PASSAGE TO READ -

□ □ □ □

The Court of Appeal held that the Muller exception can only apply where at least one party to the without prejudice negotiation is absent from the litigation. If the parties to the negotiation and litigation are identical and one party puts in issue the privileged negotiations in a way that would amount to a waiver, the other party can simply elect to treat the privilege as waived and there is accordingly no need for the Muller exception. However, where a party to the negotiation is not a party to the litigation, the parties to the litigation cannot alone cause privilege to be lost by waiver, hence the need for the Muller exception. The Court of Appeal accordingly held that Roth J was wrong to find that the Muller exception applied to the present case, where the parties to the mediation and litigation were identical. Instead, the relevant question (which was not argued) was “whether the claimants had, by their pleading of a lack of knowledge, waived privilege in the mediation statements.”
The Court of Appeal concluded that “a new exception” had in fact been developed by Roth J, and by the High Court in a separate case, which “would apply where one party raises an issue which cannot, or cannot fairly, be decided without recourse to evidence of without prejudice negotiations or communications but the party raising the issue resists disclosure or use of such evidence”. However, the Court of Appeal pointed out a number of potential difficulties with this new exception, many of which concerned the question of “whether this exception would involve an unacceptable interference with the public policy of encouraging compromises which is the reason for the without prejudice rule”. Ultimately, the Court of Appeal decided not to opine on whether this new exception in fact exists, because it was not necessary for the resolution of the present case.
The Court of Appeal additionally considered a further exception, which provides that if a party to a without prejudice negotiation makes an unambiguous statement which it intends for the other party to rely on, that other party is permitted to put it into evidence if it relied on it to its detriment. However, the Court of Appeal noted that it was Lancer, and not the Claimants, who had made the relevant mediation statements and the present case was not the appropriate occasion to opine on the Defendants’ argument that this exception should extend to any form of estoppel.
This case is a reminder that notwithstanding the without prejudice rule, circumstances do exist where such material can become disclosable. Exceptions to the without prejudice rule may be cautiously reinterpreted by courts as new circumstances arise, and extensions allowed where they are principled and in line with the nature and purpose of the exceptions. However, courts will be mindful to ensure that the exceptions remain narrow enough that the important public policy of encouraging settlement is preserved.
The Court of Appeal’s obiter comments have raised the possibility that a new exception to the without prejudice rule may be created. Such an exception would likely apply where one party raises an issue (but without waiving privilege) which cannot fairly be decided without assessing the without prejudice negotiations. However, there are significant hurdles to overcome before such an exception can be created.
Exceptions to the without prejudice rule may be cautiously reinterpreted by courts as new circumstances arise, and extensions allowed where they are principled and in line with the nature and purpose of the exceptions.

□ □ □ □

MATERIAL FOR THIS EXERCISE -
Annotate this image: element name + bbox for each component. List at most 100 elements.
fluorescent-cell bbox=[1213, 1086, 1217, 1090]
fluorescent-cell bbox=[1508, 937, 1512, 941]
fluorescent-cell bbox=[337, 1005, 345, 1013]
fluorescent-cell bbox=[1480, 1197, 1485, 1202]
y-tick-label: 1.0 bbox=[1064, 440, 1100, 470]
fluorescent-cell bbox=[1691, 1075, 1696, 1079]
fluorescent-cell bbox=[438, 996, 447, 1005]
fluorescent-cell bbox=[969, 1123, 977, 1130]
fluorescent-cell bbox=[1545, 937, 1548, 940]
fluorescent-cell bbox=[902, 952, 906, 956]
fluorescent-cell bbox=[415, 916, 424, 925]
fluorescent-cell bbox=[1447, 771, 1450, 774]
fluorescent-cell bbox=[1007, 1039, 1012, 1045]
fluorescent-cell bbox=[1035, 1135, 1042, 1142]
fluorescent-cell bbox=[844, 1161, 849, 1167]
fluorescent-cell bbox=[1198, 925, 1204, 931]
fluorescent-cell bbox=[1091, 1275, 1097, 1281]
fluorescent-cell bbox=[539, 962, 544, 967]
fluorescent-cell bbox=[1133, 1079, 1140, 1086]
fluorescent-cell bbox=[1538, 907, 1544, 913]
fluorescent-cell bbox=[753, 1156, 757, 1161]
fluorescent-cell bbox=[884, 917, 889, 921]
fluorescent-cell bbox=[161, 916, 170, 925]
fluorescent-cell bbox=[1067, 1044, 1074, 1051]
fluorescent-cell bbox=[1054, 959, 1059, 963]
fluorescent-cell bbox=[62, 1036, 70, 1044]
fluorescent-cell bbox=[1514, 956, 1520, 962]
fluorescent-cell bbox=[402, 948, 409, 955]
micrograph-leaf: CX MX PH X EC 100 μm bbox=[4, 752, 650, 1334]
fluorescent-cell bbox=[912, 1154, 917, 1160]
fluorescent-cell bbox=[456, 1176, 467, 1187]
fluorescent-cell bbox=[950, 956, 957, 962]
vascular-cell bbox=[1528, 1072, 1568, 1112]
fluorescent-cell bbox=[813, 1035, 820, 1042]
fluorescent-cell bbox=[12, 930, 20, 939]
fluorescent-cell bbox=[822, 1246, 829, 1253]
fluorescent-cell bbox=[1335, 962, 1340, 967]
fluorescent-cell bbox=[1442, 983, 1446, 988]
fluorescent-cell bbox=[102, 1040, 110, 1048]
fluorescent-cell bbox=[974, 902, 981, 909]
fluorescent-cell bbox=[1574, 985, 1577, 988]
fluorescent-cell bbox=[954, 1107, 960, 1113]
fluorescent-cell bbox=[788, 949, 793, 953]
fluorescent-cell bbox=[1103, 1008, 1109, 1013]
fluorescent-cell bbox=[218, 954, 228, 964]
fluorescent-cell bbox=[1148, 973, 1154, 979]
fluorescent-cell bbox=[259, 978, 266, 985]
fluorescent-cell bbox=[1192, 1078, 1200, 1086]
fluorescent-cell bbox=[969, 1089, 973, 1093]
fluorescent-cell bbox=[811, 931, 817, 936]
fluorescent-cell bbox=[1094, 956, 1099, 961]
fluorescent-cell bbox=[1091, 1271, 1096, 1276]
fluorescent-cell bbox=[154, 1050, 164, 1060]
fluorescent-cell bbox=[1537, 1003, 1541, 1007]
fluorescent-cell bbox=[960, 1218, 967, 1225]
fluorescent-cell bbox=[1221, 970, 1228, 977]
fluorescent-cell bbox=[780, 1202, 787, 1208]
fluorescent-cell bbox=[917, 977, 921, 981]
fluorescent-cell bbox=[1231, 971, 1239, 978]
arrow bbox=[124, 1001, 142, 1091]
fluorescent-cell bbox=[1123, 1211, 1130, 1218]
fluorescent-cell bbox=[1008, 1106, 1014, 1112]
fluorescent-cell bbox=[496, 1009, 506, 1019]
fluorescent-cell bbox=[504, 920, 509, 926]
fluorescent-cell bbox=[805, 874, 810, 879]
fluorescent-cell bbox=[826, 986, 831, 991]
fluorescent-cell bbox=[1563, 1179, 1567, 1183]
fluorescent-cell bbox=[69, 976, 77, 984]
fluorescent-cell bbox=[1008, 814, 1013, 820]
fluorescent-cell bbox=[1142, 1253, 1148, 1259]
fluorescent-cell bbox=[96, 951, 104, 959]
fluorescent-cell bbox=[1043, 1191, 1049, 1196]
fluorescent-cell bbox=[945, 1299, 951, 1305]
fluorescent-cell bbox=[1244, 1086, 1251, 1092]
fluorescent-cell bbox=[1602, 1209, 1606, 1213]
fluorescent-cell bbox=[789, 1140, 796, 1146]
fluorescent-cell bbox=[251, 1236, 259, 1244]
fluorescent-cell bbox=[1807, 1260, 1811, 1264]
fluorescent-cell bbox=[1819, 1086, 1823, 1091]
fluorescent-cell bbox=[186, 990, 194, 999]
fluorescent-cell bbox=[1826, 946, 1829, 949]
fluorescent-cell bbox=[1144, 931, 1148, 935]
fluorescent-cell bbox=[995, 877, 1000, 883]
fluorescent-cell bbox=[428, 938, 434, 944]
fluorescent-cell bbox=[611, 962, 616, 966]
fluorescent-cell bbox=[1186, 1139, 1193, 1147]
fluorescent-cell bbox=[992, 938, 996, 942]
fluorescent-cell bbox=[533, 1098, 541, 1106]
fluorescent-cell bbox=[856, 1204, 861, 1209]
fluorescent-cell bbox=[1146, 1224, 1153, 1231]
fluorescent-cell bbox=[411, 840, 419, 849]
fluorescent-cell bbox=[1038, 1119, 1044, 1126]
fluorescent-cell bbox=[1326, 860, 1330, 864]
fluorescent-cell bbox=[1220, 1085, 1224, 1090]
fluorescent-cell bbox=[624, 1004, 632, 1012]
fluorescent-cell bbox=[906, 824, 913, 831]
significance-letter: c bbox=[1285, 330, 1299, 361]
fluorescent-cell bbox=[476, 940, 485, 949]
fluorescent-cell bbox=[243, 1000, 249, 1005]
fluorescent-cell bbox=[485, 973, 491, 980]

□ □ □ □

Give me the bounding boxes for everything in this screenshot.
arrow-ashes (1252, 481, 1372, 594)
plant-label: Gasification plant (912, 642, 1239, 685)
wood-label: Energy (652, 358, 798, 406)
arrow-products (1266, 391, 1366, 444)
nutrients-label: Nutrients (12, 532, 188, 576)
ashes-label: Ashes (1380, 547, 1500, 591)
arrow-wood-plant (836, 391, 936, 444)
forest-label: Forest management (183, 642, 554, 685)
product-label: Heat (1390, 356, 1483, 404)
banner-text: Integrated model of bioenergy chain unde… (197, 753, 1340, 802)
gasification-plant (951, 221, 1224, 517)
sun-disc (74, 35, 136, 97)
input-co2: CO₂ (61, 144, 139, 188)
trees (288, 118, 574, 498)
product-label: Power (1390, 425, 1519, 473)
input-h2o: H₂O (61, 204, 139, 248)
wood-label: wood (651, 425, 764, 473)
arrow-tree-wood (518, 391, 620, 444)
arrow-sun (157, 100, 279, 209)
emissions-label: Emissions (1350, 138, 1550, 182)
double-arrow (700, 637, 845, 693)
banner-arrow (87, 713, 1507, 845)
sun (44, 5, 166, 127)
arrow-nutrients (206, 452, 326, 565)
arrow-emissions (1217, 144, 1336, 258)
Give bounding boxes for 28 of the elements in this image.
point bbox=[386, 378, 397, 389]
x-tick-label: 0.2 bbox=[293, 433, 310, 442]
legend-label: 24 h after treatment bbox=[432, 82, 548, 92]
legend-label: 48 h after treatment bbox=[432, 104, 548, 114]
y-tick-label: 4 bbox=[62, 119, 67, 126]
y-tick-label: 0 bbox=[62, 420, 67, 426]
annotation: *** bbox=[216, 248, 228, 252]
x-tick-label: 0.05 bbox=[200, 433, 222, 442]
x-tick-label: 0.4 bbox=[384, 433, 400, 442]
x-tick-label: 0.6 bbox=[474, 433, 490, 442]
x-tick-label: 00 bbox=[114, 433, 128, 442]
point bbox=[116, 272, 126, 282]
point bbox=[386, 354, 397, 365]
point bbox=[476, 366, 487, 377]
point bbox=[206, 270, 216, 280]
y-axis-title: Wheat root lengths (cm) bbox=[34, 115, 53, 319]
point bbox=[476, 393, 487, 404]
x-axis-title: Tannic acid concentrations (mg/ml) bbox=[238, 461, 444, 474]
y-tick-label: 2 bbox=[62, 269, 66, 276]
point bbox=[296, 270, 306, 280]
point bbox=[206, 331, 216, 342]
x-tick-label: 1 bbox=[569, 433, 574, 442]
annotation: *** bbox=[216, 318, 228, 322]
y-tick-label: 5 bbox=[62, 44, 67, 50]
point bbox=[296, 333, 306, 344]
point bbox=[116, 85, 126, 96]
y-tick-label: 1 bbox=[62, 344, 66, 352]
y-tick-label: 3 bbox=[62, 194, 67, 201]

□ □ □ □

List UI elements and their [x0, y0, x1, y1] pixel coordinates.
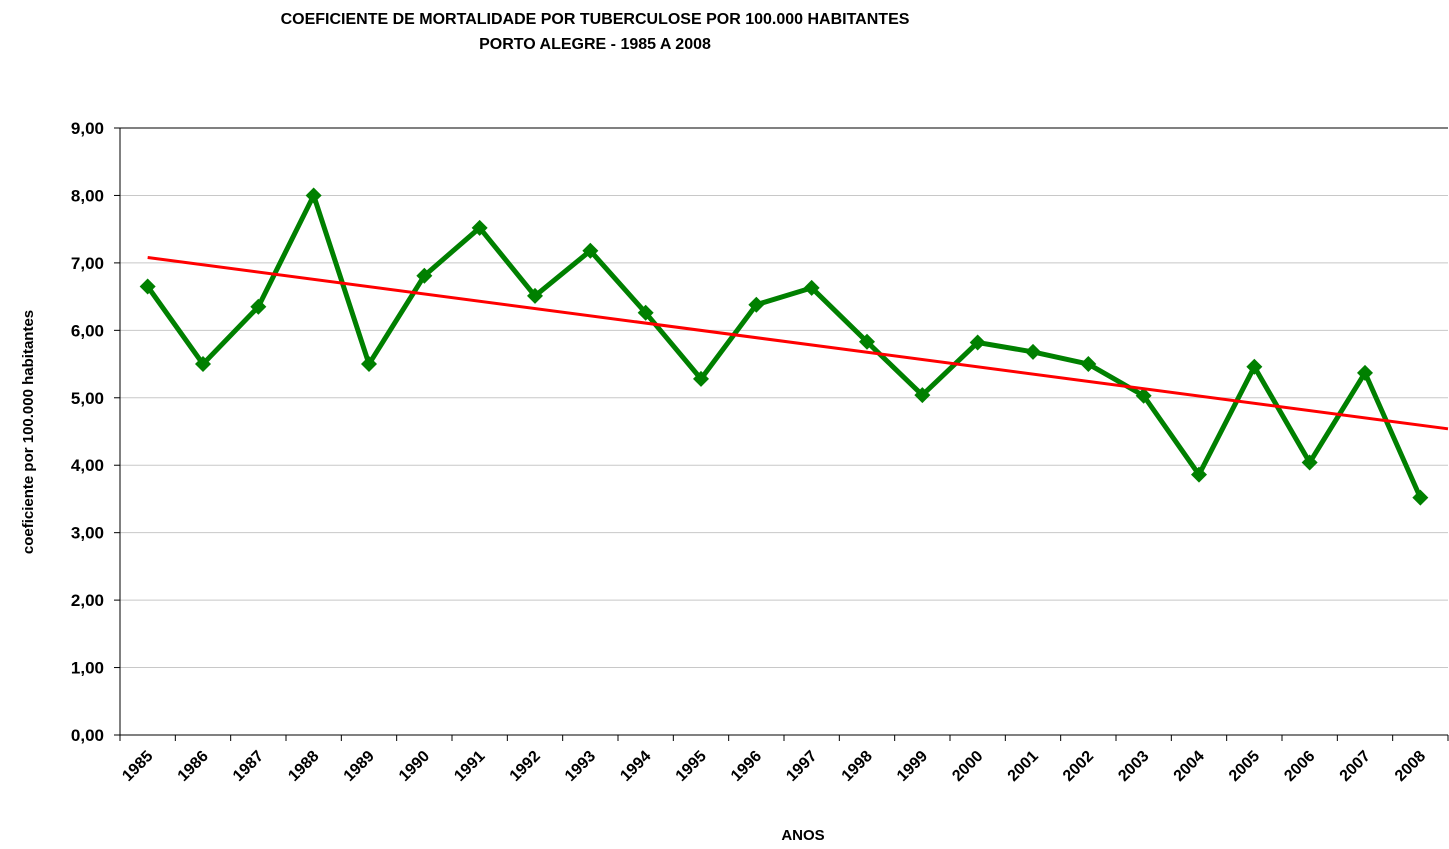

□ □ □ □

OBJECTIVE 1 -
Answer these questions about the passage on the without prejudice rule.
(a) According to the Court of Appeal, when can the Muller exception apply?
(b) Who made the relevant mediation statements?
(c) Why did the Court of Appeal decline to say whether the new exception exists?
OBJECTIVE 2 -
State how many lines of the records contain the string "title". Case counts. Give only the number.

WRITTEN REPLY 1 -
(a) Only where at least one party to the without prejudice negotiation is absent from the litigation.
(b) Lancer.
(c) It was not necessary for the resolution of the present case.

WRITTEN REPLY 2 -
2